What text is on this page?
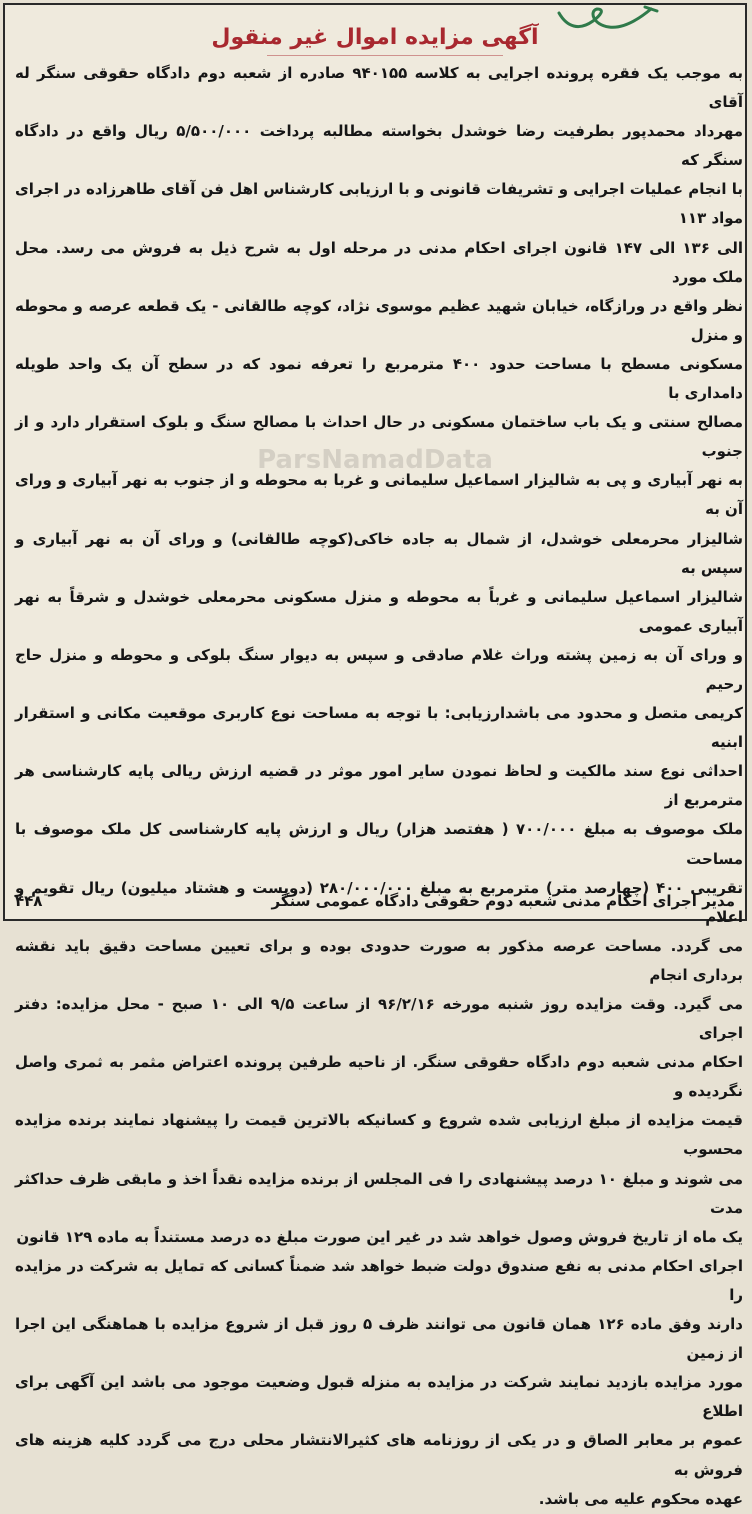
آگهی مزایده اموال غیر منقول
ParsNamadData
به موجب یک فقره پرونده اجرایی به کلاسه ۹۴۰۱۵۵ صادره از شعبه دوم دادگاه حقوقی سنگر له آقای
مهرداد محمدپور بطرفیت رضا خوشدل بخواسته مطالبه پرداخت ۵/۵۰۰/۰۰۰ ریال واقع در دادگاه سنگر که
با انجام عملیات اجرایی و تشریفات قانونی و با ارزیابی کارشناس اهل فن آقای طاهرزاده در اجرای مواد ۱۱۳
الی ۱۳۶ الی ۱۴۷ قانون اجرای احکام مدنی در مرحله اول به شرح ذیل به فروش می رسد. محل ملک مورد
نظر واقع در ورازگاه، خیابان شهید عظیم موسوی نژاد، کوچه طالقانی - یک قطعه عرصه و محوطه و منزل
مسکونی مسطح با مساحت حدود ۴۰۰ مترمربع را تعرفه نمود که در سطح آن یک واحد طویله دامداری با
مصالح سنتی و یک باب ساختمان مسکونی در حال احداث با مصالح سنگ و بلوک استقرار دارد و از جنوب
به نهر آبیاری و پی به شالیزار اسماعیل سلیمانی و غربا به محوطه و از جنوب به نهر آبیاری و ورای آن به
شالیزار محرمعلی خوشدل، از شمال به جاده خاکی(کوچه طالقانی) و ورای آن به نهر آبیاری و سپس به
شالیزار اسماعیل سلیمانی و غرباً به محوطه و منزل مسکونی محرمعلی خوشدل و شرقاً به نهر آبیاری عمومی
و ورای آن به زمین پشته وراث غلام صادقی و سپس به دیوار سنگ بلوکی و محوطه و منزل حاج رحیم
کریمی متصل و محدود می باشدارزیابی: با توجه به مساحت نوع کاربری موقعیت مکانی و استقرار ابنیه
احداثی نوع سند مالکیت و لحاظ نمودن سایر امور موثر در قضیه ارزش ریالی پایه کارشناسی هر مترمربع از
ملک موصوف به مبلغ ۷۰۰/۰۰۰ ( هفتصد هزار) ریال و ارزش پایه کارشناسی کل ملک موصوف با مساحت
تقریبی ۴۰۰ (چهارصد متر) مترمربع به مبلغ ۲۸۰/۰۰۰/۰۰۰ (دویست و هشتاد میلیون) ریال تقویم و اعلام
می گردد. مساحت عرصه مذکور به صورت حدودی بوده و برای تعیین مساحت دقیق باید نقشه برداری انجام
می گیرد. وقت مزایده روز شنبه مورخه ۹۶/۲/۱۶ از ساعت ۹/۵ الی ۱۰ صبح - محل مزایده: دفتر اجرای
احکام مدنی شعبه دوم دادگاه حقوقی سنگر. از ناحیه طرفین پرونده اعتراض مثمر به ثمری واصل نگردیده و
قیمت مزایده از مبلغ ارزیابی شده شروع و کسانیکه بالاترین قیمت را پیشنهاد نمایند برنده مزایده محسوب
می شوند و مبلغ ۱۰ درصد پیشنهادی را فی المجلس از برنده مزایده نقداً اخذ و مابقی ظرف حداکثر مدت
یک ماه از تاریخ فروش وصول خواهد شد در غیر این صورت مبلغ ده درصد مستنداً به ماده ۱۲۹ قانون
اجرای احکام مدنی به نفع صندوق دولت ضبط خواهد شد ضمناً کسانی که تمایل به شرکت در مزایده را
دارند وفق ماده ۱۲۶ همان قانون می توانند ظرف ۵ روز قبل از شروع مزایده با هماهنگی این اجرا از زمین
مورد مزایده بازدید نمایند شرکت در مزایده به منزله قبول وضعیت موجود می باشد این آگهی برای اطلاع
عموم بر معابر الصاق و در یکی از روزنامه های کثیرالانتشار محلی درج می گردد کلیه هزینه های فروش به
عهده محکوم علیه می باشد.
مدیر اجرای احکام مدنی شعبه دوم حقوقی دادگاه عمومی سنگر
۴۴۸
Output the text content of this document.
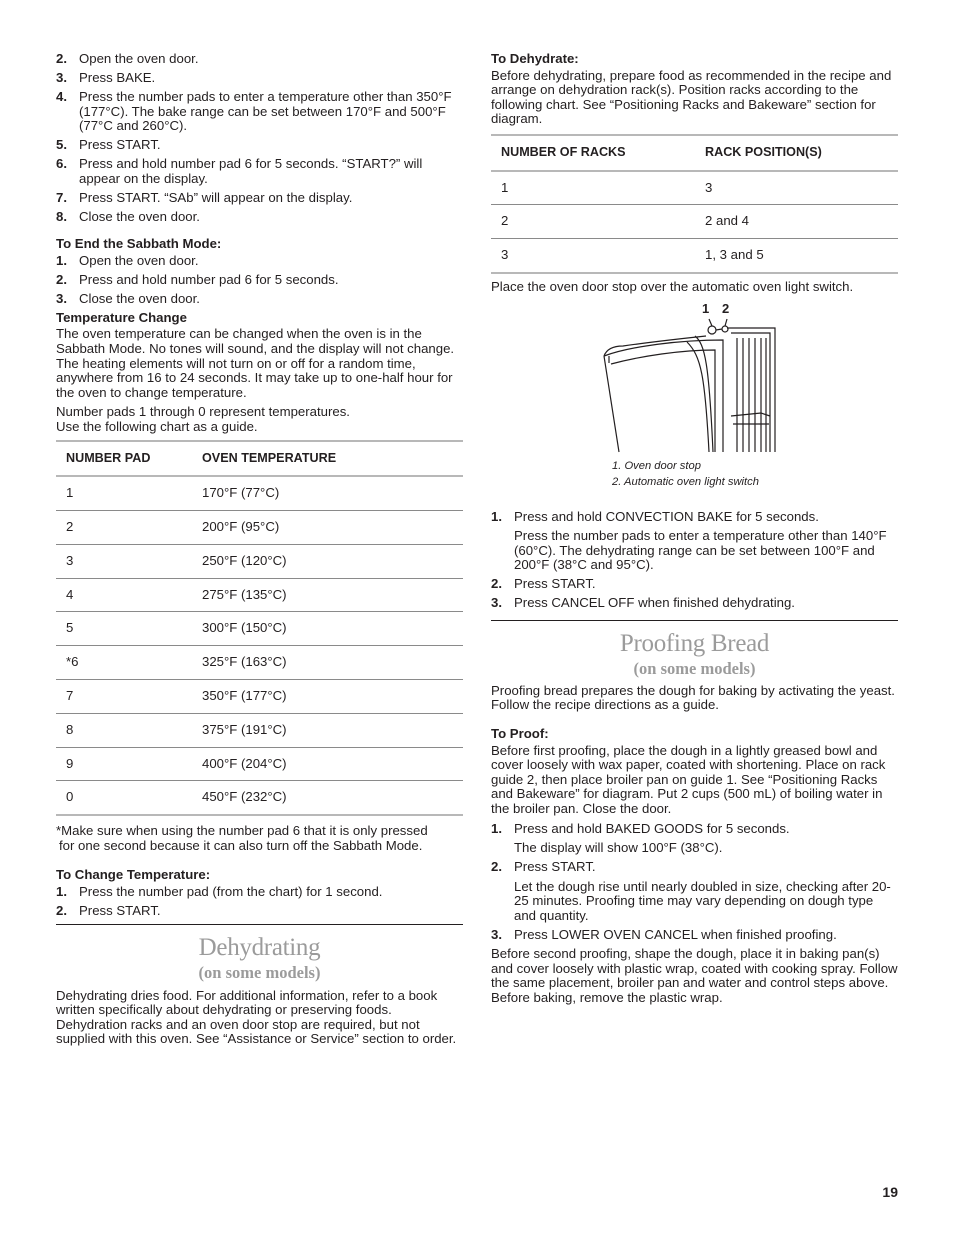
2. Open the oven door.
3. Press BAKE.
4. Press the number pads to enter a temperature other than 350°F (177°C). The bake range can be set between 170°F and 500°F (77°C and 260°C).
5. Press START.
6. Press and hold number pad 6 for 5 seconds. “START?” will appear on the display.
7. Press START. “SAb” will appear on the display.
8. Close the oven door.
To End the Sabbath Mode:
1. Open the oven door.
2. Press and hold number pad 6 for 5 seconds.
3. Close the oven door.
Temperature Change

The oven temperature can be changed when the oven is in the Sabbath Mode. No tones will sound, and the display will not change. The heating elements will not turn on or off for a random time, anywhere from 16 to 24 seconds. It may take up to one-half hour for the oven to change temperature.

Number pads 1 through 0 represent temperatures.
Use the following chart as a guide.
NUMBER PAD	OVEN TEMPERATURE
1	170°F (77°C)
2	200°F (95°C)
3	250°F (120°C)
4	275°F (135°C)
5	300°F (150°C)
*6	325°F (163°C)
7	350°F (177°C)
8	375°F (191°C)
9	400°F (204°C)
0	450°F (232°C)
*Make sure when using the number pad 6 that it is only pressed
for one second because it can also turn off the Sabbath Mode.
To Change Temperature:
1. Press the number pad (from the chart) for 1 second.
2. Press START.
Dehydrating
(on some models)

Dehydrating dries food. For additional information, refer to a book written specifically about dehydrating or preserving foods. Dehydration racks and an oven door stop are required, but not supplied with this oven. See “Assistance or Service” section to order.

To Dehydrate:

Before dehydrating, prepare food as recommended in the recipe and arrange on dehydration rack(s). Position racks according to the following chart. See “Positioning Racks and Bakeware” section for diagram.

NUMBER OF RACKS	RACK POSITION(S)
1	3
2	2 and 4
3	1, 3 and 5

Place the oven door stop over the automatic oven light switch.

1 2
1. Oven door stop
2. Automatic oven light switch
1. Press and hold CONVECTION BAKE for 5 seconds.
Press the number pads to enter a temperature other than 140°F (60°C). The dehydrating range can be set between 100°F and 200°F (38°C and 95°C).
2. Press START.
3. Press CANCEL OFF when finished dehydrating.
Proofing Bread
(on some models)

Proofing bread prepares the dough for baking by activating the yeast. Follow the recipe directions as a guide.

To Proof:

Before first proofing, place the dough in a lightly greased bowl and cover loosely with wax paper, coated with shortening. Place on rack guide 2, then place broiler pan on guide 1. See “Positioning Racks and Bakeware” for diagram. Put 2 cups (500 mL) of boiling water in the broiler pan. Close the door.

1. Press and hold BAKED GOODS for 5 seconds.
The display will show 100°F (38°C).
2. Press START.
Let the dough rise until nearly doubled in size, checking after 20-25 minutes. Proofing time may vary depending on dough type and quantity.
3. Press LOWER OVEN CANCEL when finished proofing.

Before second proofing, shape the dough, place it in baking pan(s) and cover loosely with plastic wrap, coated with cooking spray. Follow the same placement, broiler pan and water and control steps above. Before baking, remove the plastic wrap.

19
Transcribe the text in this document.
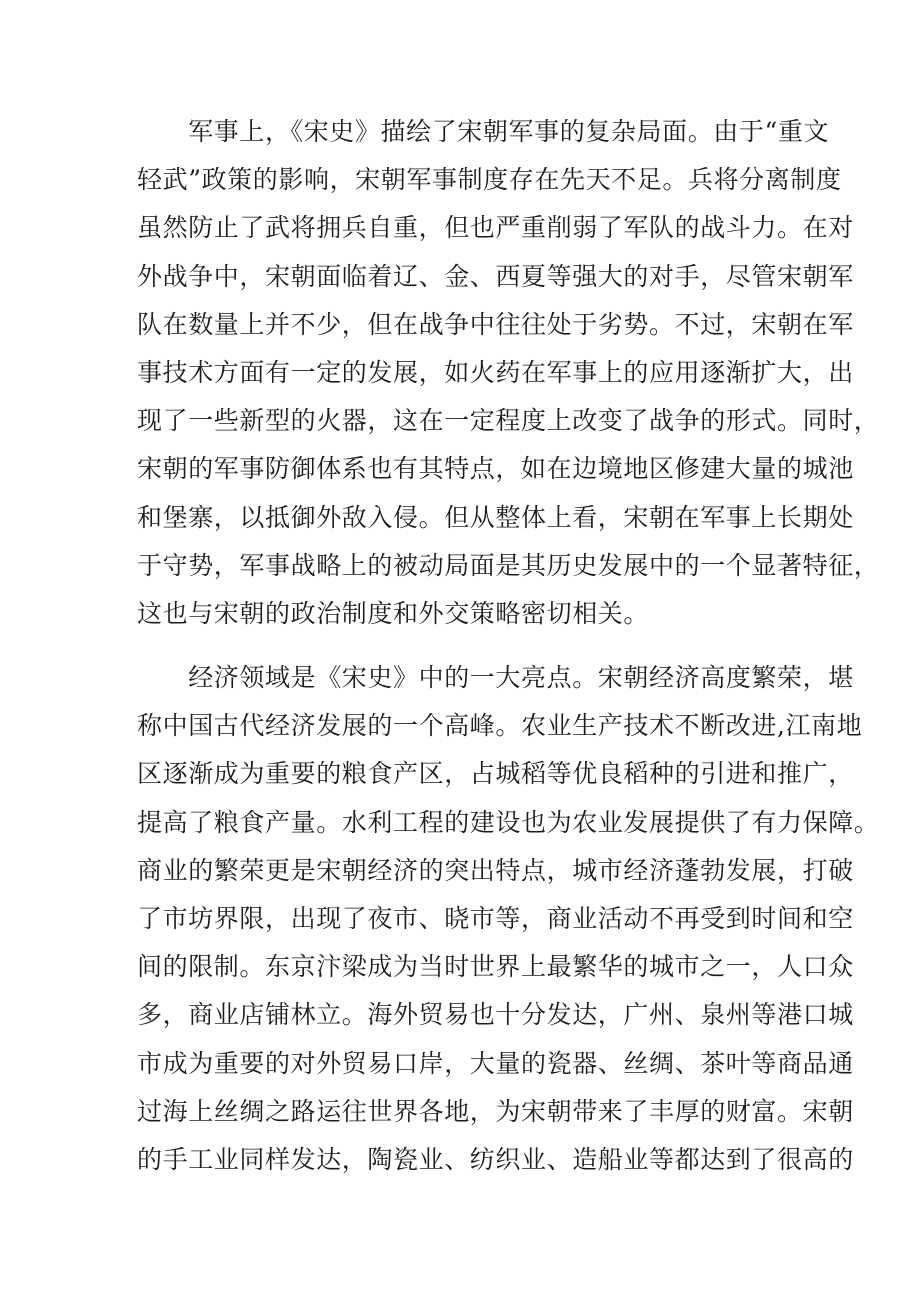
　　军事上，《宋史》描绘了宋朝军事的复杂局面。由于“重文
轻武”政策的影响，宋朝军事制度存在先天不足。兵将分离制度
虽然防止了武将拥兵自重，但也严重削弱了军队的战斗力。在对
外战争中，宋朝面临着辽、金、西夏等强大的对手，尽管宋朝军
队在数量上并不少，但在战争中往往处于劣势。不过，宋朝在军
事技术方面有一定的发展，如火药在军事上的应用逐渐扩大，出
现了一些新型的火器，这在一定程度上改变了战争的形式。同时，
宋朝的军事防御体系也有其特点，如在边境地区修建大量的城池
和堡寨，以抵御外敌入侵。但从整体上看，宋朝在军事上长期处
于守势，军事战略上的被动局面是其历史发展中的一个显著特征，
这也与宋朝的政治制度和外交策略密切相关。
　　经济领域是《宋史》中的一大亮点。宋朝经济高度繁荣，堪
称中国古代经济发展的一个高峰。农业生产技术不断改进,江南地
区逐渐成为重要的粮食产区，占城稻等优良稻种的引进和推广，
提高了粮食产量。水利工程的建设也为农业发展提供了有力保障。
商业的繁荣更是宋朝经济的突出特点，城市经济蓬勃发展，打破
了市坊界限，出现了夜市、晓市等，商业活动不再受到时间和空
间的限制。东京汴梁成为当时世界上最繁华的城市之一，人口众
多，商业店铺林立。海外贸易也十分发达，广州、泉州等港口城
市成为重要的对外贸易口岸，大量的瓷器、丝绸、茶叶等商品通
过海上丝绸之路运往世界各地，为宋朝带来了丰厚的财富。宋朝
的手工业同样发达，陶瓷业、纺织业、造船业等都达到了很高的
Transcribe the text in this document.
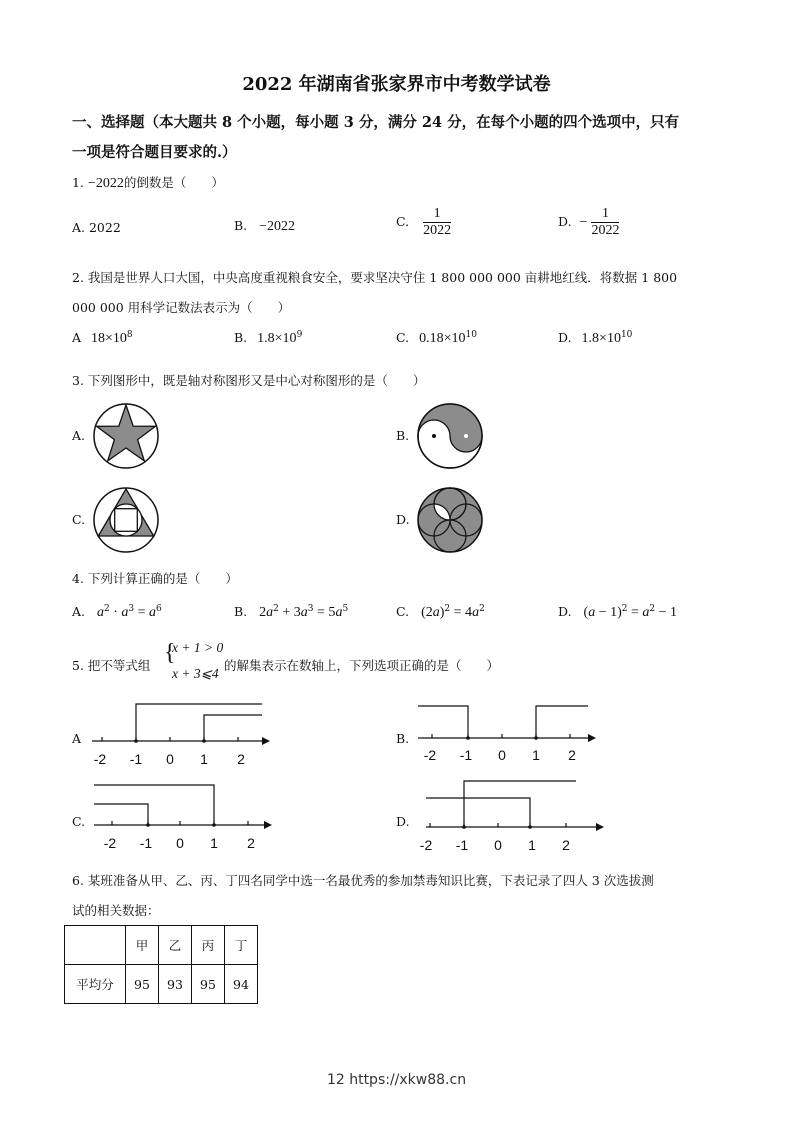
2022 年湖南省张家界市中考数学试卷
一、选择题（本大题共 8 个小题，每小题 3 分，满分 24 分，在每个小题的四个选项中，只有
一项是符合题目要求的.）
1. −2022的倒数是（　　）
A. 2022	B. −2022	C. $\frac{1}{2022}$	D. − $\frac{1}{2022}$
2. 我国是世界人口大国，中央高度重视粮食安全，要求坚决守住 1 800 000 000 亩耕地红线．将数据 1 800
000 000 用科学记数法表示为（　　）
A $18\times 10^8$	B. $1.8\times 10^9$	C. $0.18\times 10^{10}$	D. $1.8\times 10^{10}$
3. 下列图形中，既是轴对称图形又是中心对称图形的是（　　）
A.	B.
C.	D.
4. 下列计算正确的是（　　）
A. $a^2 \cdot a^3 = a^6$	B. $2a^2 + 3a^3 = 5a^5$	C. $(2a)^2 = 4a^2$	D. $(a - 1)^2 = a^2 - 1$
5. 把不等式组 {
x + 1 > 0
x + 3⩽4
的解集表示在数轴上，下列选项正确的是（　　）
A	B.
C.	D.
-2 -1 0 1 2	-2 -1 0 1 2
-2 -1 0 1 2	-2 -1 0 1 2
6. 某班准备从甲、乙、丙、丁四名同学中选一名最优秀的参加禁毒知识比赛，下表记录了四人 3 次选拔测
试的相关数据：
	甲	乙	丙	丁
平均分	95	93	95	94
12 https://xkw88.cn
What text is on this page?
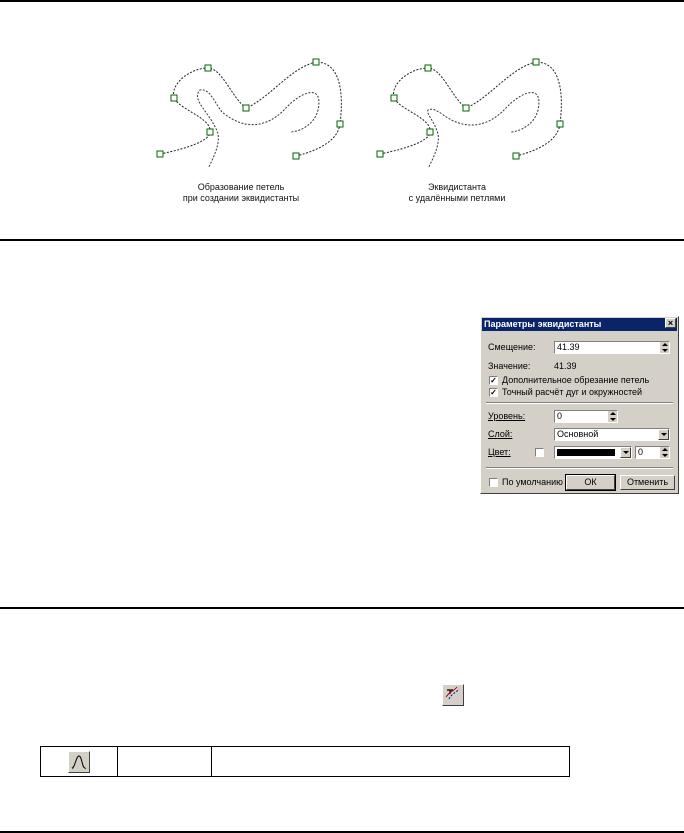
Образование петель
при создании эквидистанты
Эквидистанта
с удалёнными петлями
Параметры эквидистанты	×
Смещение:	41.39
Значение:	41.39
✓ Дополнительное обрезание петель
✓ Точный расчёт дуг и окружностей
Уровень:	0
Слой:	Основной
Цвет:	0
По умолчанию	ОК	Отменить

__________

The exercise:
Go through the material and select each line with the string "enter" in it.

Output for this exercise:
4. Press the number pads to enter a temperature other than 350°F (177°C). The bake range can be set between 170°F and 500°F (77°C and 260°C).
Press the number pads to enter a temperature other than 140°F (60°C). The dehydrating range can be set between 100°F and 200°F (38°C and 95°C).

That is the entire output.